━━━━━ Working data

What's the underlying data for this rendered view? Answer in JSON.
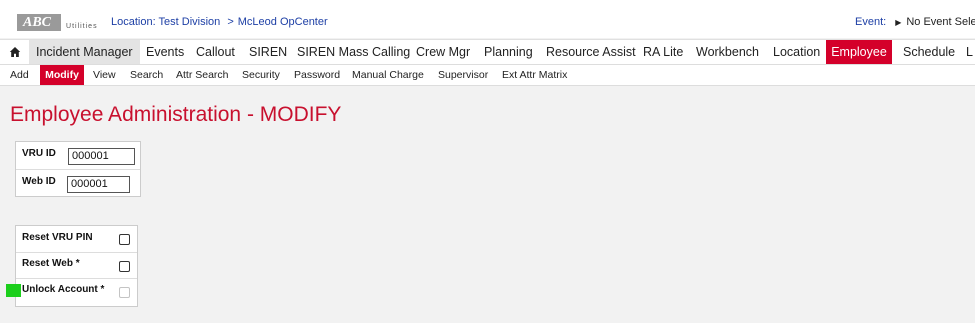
{
  "brand": {
    "name": "ABC",
    "tagline": "Utilities"
  },
  "location": {
    "label": "Location:",
    "division": "Test Division",
    "separator": ">",
    "center": "McLeod OpCenter"
  },
  "event": {
    "label": "Event:",
    "value": "No Event Selec"
  },
  "main_nav": {
    "items": [
      "Incident Manager",
      "Events",
      "Callout",
      "SIREN",
      "SIREN Mass Calling",
      "Crew Mgr",
      "Planning",
      "Resource Assist",
      "RA Lite",
      "Workbench",
      "Location",
      "Employee",
      "Schedule",
      "L"
    ],
    "highlighted": "Incident Manager",
    "active": "Employee"
  },
  "sub_nav": {
    "items": [
      "Add",
      "Modify",
      "View",
      "Search",
      "Attr Search",
      "Security",
      "Password",
      "Manual Charge",
      "Supervisor",
      "Ext Attr Matrix"
    ],
    "active": "Modify"
  },
  "page_title": "Employee Administration - MODIFY",
  "ids": {
    "vru_label": "VRU ID",
    "vru_value": "000001",
    "web_label": "Web ID",
    "web_value": "000001"
  },
  "resets": {
    "reset_vru_pin": {
      "label": "Reset VRU PIN",
      "checked": false
    },
    "reset_web": {
      "label": "Reset Web *",
      "checked": false
    },
    "unlock_account": {
      "label": "Unlock Account *",
      "checked": false,
      "disabled": true
    }
  },
  "colors": {
    "accent": "#d4002a",
    "title": "#c8102e",
    "link": "#1d3fa5",
    "marker": "#1ccf1c"
  }
}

━━━━━━━━━━

Direction:
Transcribe the records word for word and include no pictures.

Solution to this problem:
What's the underlying data for this rendered view? Answer in JSON.
{
  "brand": {
    "name": "ABC",
    "tagline": "Utilities"
  },
  "location": {
    "label": "Location:",
    "division": "Test Division",
    "separator": ">",
    "center": "McLeod OpCenter"
  },
  "event": {
    "label": "Event:",
    "value": "No Event Selec"
  },
  "main_nav": {
    "items": [
      "Incident Manager",
      "Events",
      "Callout",
      "SIREN",
      "SIREN Mass Calling",
      "Crew Mgr",
      "Planning",
      "Resource Assist",
      "RA Lite",
      "Workbench",
      "Location",
      "Employee",
      "Schedule",
      "L"
    ],
    "highlighted": "Incident Manager",
    "active": "Employee"
  },
  "sub_nav": {
    "items": [
      "Add",
      "Modify",
      "View",
      "Search",
      "Attr Search",
      "Security",
      "Password",
      "Manual Charge",
      "Supervisor",
      "Ext Attr Matrix"
    ],
    "active": "Modify"
  },
  "page_title": "Employee Administration - MODIFY",
  "ids": {
    "vru_label": "VRU ID",
    "vru_value": "000001",
    "web_label": "Web ID",
    "web_value": "000001"
  },
  "resets": {
    "reset_vru_pin": {
      "label": "Reset VRU PIN",
      "checked": false
    },
    "reset_web": {
      "label": "Reset Web *",
      "checked": false
    },
    "unlock_account": {
      "label": "Unlock Account *",
      "checked": false,
      "disabled": true
    }
  },
  "colors": {
    "accent": "#d4002a",
    "title": "#c8102e",
    "link": "#1d3fa5",
    "marker": "#1ccf1c"
  }
}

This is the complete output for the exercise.